-- start MATERIALS PROVIDED --
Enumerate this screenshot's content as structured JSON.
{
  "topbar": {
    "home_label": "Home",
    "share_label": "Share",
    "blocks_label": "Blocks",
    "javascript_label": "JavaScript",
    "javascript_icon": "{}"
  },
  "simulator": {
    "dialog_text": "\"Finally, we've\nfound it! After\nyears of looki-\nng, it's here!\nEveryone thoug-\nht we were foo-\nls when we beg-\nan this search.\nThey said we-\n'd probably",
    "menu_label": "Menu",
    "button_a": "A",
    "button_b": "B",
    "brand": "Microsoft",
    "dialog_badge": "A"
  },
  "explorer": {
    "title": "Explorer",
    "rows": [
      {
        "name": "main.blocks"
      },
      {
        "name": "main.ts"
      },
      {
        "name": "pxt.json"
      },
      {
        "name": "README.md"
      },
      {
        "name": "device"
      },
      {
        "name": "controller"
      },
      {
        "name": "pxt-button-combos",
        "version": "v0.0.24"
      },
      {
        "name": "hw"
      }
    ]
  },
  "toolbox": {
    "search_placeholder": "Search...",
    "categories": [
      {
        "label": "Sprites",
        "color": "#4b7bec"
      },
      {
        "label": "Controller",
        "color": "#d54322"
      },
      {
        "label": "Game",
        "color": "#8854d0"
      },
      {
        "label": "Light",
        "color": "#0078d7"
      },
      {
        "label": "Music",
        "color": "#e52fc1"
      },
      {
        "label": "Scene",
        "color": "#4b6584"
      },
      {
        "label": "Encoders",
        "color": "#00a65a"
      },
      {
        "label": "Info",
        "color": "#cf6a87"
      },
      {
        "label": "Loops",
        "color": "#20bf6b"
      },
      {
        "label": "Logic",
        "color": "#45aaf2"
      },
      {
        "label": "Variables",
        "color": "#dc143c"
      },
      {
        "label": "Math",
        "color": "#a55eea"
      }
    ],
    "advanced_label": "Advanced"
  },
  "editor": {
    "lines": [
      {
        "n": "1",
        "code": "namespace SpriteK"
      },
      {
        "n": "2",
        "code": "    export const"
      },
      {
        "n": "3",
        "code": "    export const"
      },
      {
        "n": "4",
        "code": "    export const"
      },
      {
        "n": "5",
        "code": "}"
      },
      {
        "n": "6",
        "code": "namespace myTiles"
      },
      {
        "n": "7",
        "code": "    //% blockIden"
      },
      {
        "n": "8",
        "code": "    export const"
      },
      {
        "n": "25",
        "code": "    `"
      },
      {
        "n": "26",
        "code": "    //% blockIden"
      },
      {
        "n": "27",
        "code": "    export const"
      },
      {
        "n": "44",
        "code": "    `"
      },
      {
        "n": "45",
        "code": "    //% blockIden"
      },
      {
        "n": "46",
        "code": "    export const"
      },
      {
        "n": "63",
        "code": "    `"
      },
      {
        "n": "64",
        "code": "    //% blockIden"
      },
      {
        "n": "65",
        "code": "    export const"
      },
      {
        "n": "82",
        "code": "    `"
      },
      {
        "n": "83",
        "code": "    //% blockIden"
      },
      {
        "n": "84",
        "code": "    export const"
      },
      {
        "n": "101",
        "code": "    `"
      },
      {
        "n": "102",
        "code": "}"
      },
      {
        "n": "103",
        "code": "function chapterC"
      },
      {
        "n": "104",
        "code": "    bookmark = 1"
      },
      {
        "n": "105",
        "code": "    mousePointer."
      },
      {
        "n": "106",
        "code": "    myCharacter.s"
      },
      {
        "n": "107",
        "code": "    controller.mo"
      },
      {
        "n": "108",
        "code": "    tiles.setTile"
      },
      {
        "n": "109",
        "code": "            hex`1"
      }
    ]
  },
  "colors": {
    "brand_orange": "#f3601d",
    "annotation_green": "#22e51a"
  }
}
-- end MATERIALS PROVIDED --
**AIM OF THE TASK:** From the listing above, extract every line exactly as it stands.

**RESULT OF THIS EXERCISE:**
Enumerate this screenshot's content as structured JSON.
{
  "topbar": {
    "home_label": "Home",
    "share_label": "Share",
    "blocks_label": "Blocks",
    "javascript_label": "JavaScript",
    "javascript_icon": "{}"
  },
  "simulator": {
    "dialog_text": "\"Finally, we've\nfound it! After\nyears of looki-\nng, it's here!\nEveryone thoug-\nht we were foo-\nls when we beg-\nan this search.\nThey said we-\n'd probably",
    "menu_label": "Menu",
    "button_a": "A",
    "button_b": "B",
    "brand": "Microsoft",
    "dialog_badge": "A"
  },
  "explorer": {
    "title": "Explorer",
    "rows": [
      {
        "name": "main.blocks"
      },
      {
        "name": "main.ts"
      },
      {
        "name": "pxt.json"
      },
      {
        "name": "README.md"
      },
      {
        "name": "device"
      },
      {
        "name": "controller"
      },
      {
        "name": "pxt-button-combos",
        "version": "v0.0.24"
      },
      {
        "name": "hw"
      }
    ]
  },
  "toolbox": {
    "search_placeholder": "Search...",
    "categories": [
      {
        "label": "Sprites",
        "color": "#4b7bec"
      },
      {
        "label": "Controller",
        "color": "#d54322"
      },
      {
        "label": "Game",
        "color": "#8854d0"
      },
      {
        "label": "Light",
        "color": "#0078d7"
      },
      {
        "label": "Music",
        "color": "#e52fc1"
      },
      {
        "label": "Scene",
        "color": "#4b6584"
      },
      {
        "label": "Encoders",
        "color": "#00a65a"
      },
      {
        "label": "Info",
        "color": "#cf6a87"
      },
      {
        "label": "Loops",
        "color": "#20bf6b"
      },
      {
        "label": "Logic",
        "color": "#45aaf2"
      },
      {
        "label": "Variables",
        "color": "#dc143c"
      },
      {
        "label": "Math",
        "color": "#a55eea"
      }
    ],
    "advanced_label": "Advanced"
  },
  "editor": {
    "lines": [
      {
        "n": "1",
        "code": "namespace SpriteK"
      },
      {
        "n": "2",
        "code": "    export const"
      },
      {
        "n": "3",
        "code": "    export const"
      },
      {
        "n": "4",
        "code": "    export const"
      },
      {
        "n": "5",
        "code": "}"
      },
      {
        "n": "6",
        "code": "namespace myTiles"
      },
      {
        "n": "7",
        "code": "    //% blockIden"
      },
      {
        "n": "8",
        "code": "    export const"
      },
      {
        "n": "25",
        "code": "    `"
      },
      {
        "n": "26",
        "code": "    //% blockIden"
      },
      {
        "n": "27",
        "code": "    export const"
      },
      {
        "n": "44",
        "code": "    `"
      },
      {
        "n": "45",
        "code": "    //% blockIden"
      },
      {
        "n": "46",
        "code": "    export const"
      },
      {
        "n": "63",
        "code": "    `"
      },
      {
        "n": "64",
        "code": "    //% blockIden"
      },
      {
        "n": "65",
        "code": "    export const"
      },
      {
        "n": "82",
        "code": "    `"
      },
      {
        "n": "83",
        "code": "    //% blockIden"
      },
      {
        "n": "84",
        "code": "    export const"
      },
      {
        "n": "101",
        "code": "    `"
      },
      {
        "n": "102",
        "code": "}"
      },
      {
        "n": "103",
        "code": "function chapterC"
      },
      {
        "n": "104",
        "code": "    bookmark = 1"
      },
      {
        "n": "105",
        "code": "    mousePointer."
      },
      {
        "n": "106",
        "code": "    myCharacter.s"
      },
      {
        "n": "107",
        "code": "    controller.mo"
      },
      {
        "n": "108",
        "code": "    tiles.setTile"
      },
      {
        "n": "109",
        "code": "            hex`1"
      }
    ]
  },
  "colors": {
    "brand_orange": "#f3601d",
    "annotation_green": "#22e51a"
  }
}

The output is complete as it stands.